What this task involves:
Extract the text of every entry below exactly; leave images out.

Dataset extract:
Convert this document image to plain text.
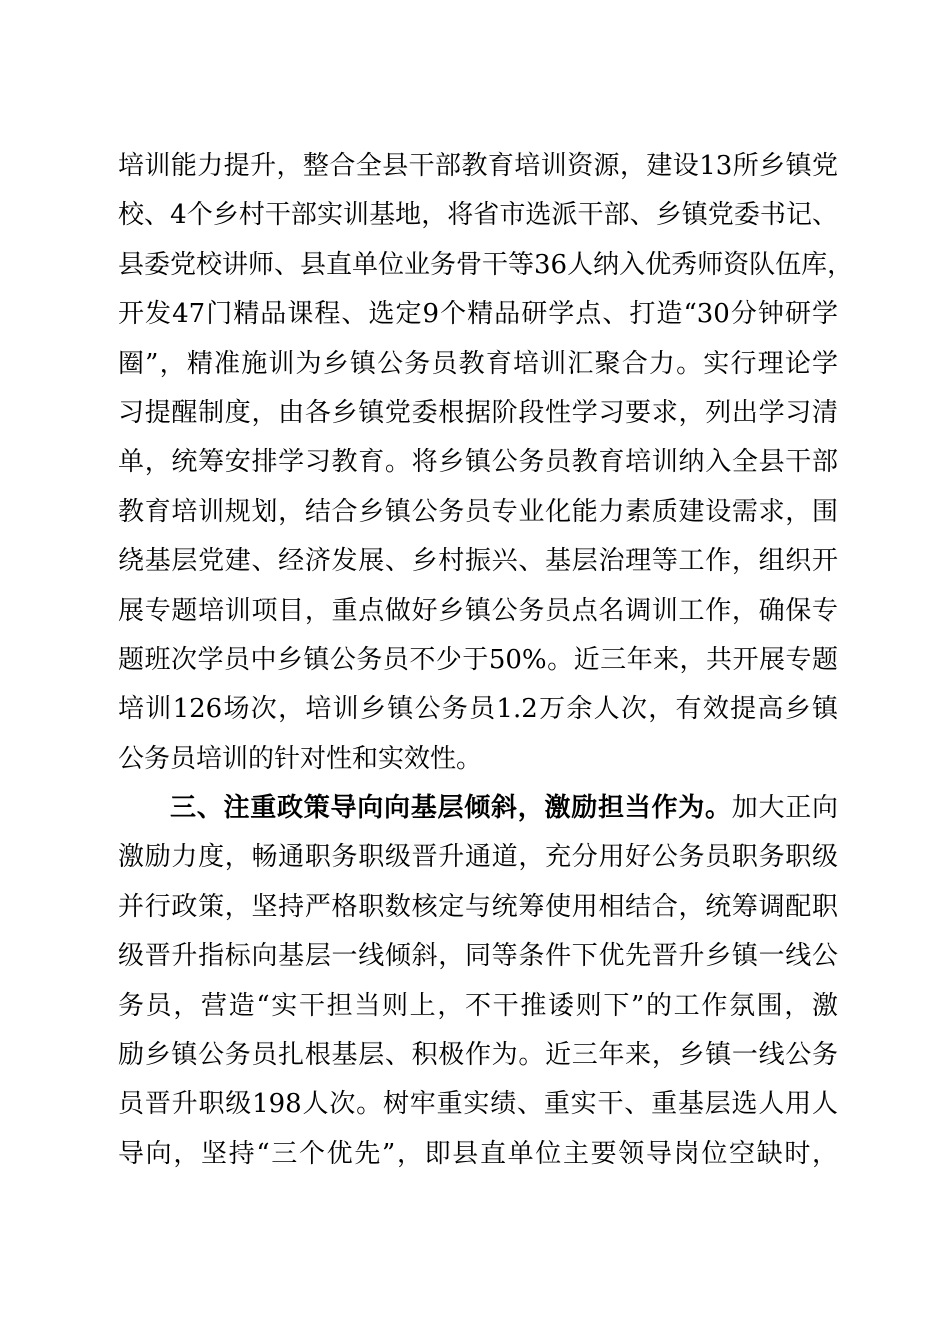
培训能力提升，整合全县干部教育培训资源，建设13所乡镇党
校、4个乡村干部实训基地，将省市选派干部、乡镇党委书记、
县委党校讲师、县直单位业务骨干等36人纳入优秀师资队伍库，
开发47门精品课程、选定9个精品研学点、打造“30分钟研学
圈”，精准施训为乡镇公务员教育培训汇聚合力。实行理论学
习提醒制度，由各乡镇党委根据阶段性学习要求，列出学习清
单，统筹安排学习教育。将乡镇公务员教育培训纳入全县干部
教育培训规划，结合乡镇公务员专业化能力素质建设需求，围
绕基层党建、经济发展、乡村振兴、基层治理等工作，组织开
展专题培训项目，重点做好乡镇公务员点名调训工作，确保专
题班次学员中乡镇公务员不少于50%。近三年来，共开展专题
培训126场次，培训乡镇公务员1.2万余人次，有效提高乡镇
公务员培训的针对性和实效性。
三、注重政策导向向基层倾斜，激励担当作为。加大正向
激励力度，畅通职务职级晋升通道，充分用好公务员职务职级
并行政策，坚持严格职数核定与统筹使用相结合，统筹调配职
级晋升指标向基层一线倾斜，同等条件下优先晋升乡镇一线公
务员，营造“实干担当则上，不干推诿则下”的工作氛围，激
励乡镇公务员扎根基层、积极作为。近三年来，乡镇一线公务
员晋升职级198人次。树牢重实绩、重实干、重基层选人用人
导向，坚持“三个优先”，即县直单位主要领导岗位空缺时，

Result of this exercise:
Convert this document image to plain text.
培训能力提升，整合全县干部教育培训资源，建设13所乡镇党
校、4个乡村干部实训基地，将省市选派干部、乡镇党委书记、
县委党校讲师、县直单位业务骨干等36人纳入优秀师资队伍库，
开发47门精品课程、选定9个精品研学点、打造“30分钟研学
圈”，精准施训为乡镇公务员教育培训汇聚合力。实行理论学
习提醒制度，由各乡镇党委根据阶段性学习要求，列出学习清
单，统筹安排学习教育。将乡镇公务员教育培训纳入全县干部
教育培训规划，结合乡镇公务员专业化能力素质建设需求，围
绕基层党建、经济发展、乡村振兴、基层治理等工作，组织开
展专题培训项目，重点做好乡镇公务员点名调训工作，确保专
题班次学员中乡镇公务员不少于50%。近三年来，共开展专题
培训126场次，培训乡镇公务员1.2万余人次，有效提高乡镇
公务员培训的针对性和实效性。
三、注重政策导向向基层倾斜，激励担当作为。加大正向
激励力度，畅通职务职级晋升通道，充分用好公务员职务职级
并行政策，坚持严格职数核定与统筹使用相结合，统筹调配职
级晋升指标向基层一线倾斜，同等条件下优先晋升乡镇一线公
务员，营造“实干担当则上，不干推诿则下”的工作氛围，激
励乡镇公务员扎根基层、积极作为。近三年来，乡镇一线公务
员晋升职级198人次。树牢重实绩、重实干、重基层选人用人
导向，坚持“三个优先”，即县直单位主要领导岗位空缺时，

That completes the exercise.